Document excerpt -
# No Footer



## osborn (Dec 6, 2006)

I just had my next project house cleaned out and gutted. This is in Columbus Ohio. The house is about 100 years old, brick and old split face block foundation. We discovered yesterday that theres no footer. The foundation sits in clayish soil.The block is plumb and straight. My mason says its fine. Its lasted this long. Im sure some masons would say otherwise. This rehab is a government funded project. I want to make sure nothing comes back to bite me later. How many different ways are there to fix this. Any input would be nice. Thanks in advance.


----------



## neolitic (Apr 20, 2006)

How far below grade?


----------



## osborn (Dec 6, 2006)

4-5 feet


----------



## neolitic (Apr 20, 2006)

Can't answer for the government, but I've learned not to worry if it's worked for that long. Have seen some around here 12' below grade, and doing fine. One we worked on was 1849 12" brick foundation on clay, only @12-14 deep. Other than that, I'd be calling guys with grout pumps.
Good luck.


----------



## Tscarborough (Feb 25, 2006)

The best way would be to put back what you removed and assume with confidence the foundation is fine.


----------



## rino1494 (Jan 31, 2006)

Leave it alone. If not, jack the house up and lay up a new foundation. Should only cost you around $30,000. arty:


----------



## tgeb (Feb 9, 2006)

I see that all the time on some of the real old homes around here.

We have never done anything with them unless we have to do some underpinning due to lowered elevations.

If all is well, leave it. some of the places I have worked at that had these conditions were $1 million+, renovations. If it's good enough for them it should be good enough for any Gov. Rehab.

If you want to cover your butt, get the architect and engineer involved. More damage could be done by attempting to underpin and install a footing than by leaving it as is.


----------



## bobcaygeonjon (Aug 30, 2007)

The frost line where I live is 3' 6" but I've seen older houses built of clay only 0" below grade and they have been there for over 100 years perfectly plumb still. So if there's nothing wrong with it then leave well alone.


----------

Information shown -
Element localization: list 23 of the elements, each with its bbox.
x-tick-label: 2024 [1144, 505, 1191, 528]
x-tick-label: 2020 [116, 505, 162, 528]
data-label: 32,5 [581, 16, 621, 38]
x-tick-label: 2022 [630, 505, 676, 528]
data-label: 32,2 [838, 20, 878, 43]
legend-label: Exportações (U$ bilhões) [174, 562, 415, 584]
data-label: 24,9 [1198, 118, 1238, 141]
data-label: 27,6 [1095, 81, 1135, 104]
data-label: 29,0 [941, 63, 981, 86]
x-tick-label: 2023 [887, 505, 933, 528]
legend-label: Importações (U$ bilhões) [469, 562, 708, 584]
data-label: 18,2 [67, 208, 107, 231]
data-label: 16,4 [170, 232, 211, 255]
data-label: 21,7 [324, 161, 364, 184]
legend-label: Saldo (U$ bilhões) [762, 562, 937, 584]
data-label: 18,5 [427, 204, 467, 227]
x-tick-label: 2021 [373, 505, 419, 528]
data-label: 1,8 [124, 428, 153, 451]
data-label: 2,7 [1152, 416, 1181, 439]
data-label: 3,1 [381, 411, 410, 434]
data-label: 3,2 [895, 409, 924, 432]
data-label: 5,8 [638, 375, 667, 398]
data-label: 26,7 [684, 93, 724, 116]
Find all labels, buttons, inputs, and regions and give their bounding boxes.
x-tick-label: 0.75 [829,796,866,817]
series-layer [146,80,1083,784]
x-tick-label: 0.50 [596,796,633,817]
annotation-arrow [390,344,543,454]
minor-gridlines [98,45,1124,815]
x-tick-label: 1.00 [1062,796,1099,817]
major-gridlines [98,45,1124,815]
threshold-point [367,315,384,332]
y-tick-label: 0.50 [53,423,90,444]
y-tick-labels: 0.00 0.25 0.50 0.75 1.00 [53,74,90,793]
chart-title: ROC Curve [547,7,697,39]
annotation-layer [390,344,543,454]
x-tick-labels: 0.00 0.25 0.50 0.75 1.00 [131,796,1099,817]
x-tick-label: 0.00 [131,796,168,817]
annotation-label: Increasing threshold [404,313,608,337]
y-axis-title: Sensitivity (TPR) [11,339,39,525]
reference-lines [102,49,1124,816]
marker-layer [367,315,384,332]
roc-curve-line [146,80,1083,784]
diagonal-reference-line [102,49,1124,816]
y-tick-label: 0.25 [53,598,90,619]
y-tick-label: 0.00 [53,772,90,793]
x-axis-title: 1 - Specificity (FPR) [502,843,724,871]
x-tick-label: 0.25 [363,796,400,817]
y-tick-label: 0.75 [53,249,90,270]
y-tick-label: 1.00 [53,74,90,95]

Task to complete - Reproduce the whole no-footer thread word for word. Work only from the no-footer thread and ignore the data.

Response to the task -
# No Footer



## osborn (Dec 6, 2006)

I just had my next project house cleaned out and gutted. This is in Columbus Ohio. The house is about 100 years old, brick and old split face block foundation. We discovered yesterday that theres no footer. The foundation sits in clayish soil.The block is plumb and straight. My mason says its fine. Its lasted this long. Im sure some masons would say otherwise. This rehab is a government funded project. I want to make sure nothing comes back to bite me later. How many different ways are there to fix this. Any input would be nice. Thanks in advance.


----------



## neolitic (Apr 20, 2006)

How far below grade?


----------



## osborn (Dec 6, 2006)

4-5 feet


----------



## neolitic (Apr 20, 2006)

Can't answer for the government, but I've learned not to worry if it's worked for that long. Have seen some around here 12' below grade, and doing fine. One we worked on was 1849 12" brick foundation on clay, only @12-14 deep. Other than that, I'd be calling guys with grout pumps.
Good luck.


----------



## Tscarborough (Feb 25, 2006)

The best way would be to put back what you removed and assume with confidence the foundation is fine.


----------



## rino1494 (Jan 31, 2006)

Leave it alone. If not, jack the house up and lay up a new foundation. Should only cost you around $30,000. arty:


----------



## tgeb (Feb 9, 2006)

I see that all the time on some of the real old homes around here.

We have never done anything with them unless we have to do some underpinning due to lowered elevations.

If all is well, leave it. some of the places I have worked at that had these conditions were $1 million+, renovations. If it's good enough for them it should be good enough for any Gov. Rehab.

If you want to cover your butt, get the architect and engineer involved. More damage could be done by attempting to underpin and install a footing than by leaving it as is.


----------



## bobcaygeonjon (Aug 30, 2007)

The frost line where I live is 3' 6" but I've seen older houses built of clay only 0" below grade and they have been there for over 100 years perfectly plumb still. So if there's nothing wrong with it then leave well alone.


----------